Dataset excerpts:
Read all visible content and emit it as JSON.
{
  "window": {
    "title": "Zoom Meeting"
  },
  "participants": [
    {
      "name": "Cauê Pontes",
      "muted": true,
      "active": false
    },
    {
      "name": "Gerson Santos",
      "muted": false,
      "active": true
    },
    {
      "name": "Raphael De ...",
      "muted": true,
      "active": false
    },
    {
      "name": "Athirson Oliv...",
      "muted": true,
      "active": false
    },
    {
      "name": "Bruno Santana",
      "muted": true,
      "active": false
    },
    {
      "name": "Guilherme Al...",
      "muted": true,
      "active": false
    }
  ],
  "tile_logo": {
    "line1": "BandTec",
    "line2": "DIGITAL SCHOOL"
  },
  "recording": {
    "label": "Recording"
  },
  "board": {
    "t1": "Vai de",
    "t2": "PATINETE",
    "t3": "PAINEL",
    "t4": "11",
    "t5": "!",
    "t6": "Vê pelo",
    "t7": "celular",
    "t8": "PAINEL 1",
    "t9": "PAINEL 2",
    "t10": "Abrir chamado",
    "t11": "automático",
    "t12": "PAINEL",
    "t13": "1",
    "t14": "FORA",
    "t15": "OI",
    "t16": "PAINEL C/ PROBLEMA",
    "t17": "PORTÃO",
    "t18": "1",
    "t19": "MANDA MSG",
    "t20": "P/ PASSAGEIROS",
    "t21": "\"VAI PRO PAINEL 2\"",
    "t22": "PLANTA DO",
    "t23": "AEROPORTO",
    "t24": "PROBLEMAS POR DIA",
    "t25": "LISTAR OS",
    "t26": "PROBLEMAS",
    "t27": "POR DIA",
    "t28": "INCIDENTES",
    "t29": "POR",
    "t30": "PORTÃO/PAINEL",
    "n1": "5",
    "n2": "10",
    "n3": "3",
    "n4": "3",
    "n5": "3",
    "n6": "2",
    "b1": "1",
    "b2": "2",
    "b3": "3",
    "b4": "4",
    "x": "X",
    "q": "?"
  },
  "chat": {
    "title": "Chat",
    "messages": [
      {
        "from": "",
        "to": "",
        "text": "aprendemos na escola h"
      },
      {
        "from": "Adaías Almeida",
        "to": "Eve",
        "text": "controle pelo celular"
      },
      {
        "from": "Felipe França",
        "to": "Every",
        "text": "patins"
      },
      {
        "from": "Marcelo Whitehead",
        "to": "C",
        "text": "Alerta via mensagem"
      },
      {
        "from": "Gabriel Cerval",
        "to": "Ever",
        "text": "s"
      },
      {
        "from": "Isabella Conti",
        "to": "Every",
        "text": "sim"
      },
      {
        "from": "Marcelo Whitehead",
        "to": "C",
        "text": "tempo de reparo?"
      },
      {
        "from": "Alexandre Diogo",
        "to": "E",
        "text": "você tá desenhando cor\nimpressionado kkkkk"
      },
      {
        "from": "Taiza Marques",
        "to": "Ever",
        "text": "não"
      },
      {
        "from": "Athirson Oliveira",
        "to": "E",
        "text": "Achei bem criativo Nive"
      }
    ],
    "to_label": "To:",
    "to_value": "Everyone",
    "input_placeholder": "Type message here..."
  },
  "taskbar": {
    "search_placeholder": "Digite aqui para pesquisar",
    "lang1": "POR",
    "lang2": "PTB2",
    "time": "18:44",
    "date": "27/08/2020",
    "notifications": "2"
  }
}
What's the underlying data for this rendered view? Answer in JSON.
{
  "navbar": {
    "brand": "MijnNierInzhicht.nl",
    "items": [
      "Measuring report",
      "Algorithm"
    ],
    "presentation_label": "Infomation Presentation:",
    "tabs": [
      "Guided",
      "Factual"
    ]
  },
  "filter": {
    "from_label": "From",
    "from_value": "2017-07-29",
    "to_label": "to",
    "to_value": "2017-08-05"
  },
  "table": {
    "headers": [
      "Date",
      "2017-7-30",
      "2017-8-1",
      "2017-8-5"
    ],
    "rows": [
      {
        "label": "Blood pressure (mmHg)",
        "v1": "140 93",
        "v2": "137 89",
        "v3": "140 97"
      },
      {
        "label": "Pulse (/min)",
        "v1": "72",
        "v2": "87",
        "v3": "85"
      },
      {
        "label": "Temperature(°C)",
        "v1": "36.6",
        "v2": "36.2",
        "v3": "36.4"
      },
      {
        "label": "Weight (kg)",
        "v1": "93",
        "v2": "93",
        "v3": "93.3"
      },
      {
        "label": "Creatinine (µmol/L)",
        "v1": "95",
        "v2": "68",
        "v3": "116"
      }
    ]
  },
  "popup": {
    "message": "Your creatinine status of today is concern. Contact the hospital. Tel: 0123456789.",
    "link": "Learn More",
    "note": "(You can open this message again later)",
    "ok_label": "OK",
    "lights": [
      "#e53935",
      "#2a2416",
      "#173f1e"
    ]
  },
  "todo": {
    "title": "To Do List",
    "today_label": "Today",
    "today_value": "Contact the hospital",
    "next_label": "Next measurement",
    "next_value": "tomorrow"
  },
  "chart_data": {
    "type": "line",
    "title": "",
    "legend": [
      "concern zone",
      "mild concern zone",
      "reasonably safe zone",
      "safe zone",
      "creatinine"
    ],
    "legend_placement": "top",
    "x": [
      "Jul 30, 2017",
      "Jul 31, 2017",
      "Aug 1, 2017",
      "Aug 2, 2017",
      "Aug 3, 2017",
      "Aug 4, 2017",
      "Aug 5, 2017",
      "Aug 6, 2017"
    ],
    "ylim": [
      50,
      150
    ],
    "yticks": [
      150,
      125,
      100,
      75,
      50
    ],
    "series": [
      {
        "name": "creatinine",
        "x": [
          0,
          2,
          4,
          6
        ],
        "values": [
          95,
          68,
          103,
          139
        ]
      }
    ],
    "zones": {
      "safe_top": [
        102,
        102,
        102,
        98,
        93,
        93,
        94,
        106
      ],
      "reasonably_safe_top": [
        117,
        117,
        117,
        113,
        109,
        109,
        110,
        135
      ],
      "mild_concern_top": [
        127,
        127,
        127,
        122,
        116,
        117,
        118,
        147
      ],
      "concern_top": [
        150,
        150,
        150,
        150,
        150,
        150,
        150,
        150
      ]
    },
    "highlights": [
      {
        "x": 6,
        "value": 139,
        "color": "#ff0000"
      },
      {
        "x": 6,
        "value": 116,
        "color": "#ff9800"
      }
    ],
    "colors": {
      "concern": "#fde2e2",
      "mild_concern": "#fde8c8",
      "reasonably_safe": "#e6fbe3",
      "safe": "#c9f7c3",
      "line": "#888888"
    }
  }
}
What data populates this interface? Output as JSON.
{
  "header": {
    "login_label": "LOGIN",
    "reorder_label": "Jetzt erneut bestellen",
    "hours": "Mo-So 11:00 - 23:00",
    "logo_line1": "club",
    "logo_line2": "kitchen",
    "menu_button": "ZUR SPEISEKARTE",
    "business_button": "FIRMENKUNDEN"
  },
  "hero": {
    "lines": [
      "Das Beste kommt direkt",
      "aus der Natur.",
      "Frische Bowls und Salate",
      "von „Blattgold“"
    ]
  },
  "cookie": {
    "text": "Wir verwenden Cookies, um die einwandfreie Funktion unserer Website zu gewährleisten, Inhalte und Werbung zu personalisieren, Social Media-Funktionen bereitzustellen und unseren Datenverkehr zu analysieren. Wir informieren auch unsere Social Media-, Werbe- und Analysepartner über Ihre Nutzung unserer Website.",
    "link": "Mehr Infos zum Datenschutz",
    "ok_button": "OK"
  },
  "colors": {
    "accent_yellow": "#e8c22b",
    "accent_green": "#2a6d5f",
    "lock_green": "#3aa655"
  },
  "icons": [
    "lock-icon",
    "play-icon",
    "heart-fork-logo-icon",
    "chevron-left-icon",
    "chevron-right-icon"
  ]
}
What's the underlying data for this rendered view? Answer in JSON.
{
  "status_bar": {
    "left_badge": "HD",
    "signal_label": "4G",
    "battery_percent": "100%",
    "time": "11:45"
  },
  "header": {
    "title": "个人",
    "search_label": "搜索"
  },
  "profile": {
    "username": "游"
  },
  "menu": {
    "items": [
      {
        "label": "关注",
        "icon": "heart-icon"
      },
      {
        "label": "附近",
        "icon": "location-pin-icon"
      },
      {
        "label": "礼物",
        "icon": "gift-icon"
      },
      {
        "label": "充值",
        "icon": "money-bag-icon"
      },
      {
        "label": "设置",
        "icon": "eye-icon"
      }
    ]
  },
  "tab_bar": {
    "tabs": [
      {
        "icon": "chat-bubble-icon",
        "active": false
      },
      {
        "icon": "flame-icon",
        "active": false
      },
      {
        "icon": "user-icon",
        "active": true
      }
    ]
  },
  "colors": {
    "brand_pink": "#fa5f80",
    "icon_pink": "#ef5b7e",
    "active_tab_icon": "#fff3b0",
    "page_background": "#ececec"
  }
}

» Goal:
Find the word "text" in the material, then list each line that holds it.

» Task result:
        "text": "aprendemos na escola h"
        "text": "controle pelo celular"
        "text": "patins"
        "text": "Alerta via mensagem"
        "text": "s"
        "text": "sim"
        "text": "tempo de reparo?"
        "text": "você tá desenhando cor\nimpressionado kkkkk"
        "text": "não"
        "text": "Achei bem criativo Nive"
    "text": "Wir verwenden Cookies, um die einwandfreie Funktion unserer Website zu gewährleisten, Inhalte und Werbung zu personalisieren, Social Media-Funktionen bereitzustellen und unseren Datenverkehr zu analysieren. Wir informieren auch unsere Social Media-, Werbe- und Analysepartner über Ihre Nutzung unserer Website.",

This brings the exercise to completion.